(Part of a data file)
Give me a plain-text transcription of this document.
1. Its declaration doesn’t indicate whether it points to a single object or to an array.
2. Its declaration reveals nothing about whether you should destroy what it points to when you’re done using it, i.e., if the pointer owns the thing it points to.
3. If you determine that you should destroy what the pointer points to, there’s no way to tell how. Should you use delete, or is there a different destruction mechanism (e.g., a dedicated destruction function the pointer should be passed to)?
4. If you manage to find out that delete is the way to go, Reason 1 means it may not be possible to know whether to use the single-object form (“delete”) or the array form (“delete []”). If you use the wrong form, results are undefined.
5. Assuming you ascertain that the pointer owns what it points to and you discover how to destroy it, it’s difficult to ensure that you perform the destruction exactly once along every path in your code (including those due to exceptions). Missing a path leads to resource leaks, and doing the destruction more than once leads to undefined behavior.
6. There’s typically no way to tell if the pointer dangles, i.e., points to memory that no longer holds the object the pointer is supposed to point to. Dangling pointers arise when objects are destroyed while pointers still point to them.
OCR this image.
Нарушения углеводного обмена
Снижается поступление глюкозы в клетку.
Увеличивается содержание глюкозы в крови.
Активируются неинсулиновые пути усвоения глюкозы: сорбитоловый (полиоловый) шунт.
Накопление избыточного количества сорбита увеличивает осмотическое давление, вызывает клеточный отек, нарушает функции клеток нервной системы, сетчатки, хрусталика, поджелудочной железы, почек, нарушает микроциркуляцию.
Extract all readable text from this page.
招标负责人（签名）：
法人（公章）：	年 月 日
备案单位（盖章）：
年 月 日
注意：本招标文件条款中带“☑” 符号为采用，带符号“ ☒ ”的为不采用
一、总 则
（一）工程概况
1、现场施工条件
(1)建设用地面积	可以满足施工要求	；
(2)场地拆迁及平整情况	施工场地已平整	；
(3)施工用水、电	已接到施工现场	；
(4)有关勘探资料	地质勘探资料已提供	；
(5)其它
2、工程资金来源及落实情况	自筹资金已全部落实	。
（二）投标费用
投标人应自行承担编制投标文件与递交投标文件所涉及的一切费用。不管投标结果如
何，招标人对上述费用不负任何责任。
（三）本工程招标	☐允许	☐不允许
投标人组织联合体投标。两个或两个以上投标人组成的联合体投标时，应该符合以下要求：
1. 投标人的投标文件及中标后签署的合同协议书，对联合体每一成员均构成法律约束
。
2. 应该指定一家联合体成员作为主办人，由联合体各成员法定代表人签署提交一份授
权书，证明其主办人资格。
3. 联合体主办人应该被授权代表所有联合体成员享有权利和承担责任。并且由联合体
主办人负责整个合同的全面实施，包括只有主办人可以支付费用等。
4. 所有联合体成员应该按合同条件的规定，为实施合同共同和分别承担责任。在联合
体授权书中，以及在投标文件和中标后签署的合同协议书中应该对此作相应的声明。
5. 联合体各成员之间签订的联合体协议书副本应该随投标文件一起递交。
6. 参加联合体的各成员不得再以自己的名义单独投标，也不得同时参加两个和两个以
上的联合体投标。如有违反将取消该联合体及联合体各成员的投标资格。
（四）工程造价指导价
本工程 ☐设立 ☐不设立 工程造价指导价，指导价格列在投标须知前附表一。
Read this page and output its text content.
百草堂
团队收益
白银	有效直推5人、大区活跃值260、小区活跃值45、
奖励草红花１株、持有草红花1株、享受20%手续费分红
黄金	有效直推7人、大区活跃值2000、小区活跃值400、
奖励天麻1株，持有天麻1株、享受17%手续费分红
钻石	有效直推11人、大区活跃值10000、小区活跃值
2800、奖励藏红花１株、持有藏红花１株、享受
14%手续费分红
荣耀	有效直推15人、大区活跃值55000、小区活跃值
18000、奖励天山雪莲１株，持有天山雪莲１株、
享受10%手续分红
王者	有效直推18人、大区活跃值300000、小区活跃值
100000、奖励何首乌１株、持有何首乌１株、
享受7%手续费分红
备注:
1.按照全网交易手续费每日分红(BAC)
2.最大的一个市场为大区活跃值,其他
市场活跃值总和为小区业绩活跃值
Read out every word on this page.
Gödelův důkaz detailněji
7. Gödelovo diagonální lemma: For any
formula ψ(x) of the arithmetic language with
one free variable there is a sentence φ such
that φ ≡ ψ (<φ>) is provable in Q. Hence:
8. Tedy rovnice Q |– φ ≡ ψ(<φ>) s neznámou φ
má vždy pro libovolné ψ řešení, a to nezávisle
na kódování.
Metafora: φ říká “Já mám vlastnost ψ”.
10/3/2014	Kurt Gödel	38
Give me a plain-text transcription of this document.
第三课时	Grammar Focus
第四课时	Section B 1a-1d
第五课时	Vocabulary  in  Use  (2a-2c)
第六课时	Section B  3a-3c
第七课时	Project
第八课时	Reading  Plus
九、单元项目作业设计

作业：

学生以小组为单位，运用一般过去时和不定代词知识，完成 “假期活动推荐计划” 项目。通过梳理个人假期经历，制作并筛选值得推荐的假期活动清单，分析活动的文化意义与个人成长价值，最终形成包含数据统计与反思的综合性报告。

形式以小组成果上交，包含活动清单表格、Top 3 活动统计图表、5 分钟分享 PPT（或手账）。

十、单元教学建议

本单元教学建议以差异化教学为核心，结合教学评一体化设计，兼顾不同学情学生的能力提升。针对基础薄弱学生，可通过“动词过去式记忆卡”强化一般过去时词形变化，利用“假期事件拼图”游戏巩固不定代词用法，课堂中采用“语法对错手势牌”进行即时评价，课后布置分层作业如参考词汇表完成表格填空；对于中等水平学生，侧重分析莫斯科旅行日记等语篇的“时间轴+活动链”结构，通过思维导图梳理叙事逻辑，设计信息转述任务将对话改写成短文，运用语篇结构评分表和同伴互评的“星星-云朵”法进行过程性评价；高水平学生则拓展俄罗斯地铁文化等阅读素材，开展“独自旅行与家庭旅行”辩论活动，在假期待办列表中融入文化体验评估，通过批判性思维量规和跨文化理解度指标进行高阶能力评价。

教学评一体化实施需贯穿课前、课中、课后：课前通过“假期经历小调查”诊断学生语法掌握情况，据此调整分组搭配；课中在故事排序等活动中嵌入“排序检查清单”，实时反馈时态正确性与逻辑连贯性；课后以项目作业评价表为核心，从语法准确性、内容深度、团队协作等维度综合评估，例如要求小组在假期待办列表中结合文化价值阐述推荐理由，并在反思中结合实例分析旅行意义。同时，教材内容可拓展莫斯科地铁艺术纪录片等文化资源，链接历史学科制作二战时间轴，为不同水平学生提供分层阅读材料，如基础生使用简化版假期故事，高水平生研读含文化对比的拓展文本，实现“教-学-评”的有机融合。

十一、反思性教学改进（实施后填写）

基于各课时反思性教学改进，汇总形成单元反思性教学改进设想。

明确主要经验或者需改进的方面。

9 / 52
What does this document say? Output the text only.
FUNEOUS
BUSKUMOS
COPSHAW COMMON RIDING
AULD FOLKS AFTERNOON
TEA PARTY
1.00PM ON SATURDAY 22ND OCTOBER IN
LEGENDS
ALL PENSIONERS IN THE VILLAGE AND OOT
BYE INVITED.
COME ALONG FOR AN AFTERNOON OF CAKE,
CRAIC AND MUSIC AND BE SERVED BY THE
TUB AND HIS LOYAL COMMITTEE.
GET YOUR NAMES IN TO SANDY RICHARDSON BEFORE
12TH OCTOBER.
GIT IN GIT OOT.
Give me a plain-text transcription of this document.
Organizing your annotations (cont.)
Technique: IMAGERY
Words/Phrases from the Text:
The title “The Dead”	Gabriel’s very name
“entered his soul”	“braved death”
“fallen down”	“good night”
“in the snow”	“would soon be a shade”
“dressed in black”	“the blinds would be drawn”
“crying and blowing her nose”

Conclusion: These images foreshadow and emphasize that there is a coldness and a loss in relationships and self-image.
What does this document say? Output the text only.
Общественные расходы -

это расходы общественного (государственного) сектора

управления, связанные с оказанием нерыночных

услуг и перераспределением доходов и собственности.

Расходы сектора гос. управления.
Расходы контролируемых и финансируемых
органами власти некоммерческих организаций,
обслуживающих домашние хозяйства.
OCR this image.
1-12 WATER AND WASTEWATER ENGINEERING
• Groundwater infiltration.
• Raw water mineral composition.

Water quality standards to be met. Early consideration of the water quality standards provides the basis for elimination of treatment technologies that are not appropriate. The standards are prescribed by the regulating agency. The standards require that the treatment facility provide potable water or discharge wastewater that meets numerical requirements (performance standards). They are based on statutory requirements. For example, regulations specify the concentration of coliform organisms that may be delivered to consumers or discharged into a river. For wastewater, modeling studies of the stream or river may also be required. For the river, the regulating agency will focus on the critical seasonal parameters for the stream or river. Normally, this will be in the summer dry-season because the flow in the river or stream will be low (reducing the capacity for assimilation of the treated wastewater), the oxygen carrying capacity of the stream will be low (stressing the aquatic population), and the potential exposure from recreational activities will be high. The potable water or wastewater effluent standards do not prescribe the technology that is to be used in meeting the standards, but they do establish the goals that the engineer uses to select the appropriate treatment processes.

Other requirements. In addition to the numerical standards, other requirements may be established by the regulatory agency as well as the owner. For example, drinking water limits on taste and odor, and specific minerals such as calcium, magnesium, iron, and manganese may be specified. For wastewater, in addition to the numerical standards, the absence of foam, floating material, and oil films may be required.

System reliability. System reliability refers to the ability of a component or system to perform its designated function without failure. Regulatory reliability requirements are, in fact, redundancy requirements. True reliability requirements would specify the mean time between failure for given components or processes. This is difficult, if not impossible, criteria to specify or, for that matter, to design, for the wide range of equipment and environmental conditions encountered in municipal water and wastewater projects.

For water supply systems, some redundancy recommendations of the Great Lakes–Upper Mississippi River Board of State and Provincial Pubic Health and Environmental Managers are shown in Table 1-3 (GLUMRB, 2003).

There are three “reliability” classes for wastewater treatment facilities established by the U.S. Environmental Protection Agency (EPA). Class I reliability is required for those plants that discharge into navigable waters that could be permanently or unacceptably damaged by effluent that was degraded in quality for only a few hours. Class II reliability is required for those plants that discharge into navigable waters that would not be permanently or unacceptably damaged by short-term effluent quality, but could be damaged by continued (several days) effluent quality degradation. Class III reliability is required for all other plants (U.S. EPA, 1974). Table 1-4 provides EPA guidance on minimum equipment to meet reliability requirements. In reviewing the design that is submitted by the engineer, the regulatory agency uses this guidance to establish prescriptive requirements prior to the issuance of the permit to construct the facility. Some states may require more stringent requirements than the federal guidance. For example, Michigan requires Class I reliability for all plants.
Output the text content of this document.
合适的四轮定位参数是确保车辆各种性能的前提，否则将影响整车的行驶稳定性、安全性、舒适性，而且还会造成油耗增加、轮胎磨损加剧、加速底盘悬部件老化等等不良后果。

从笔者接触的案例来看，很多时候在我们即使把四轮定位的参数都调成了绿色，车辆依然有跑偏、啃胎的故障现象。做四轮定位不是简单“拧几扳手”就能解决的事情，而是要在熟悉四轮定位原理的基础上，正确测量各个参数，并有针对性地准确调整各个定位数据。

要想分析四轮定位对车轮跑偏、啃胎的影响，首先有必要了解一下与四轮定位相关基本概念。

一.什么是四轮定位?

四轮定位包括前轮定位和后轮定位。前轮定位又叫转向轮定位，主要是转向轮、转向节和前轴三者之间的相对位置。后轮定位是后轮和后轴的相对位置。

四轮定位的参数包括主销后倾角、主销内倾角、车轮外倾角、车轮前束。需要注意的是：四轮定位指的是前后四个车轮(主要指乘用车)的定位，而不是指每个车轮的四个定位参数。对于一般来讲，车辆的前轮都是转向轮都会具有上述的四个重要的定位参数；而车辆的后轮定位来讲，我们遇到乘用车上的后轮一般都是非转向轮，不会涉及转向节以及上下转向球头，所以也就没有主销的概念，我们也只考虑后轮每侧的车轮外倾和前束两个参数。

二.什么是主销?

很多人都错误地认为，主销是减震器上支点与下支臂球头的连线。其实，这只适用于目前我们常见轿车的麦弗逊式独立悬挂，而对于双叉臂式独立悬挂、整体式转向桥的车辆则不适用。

* Your objective *
Extract every line of the records above that contains the word "управления".

* Solution for this problem *
управления, связанные с оказанием нерыночных
Расходы сектора гос. управления.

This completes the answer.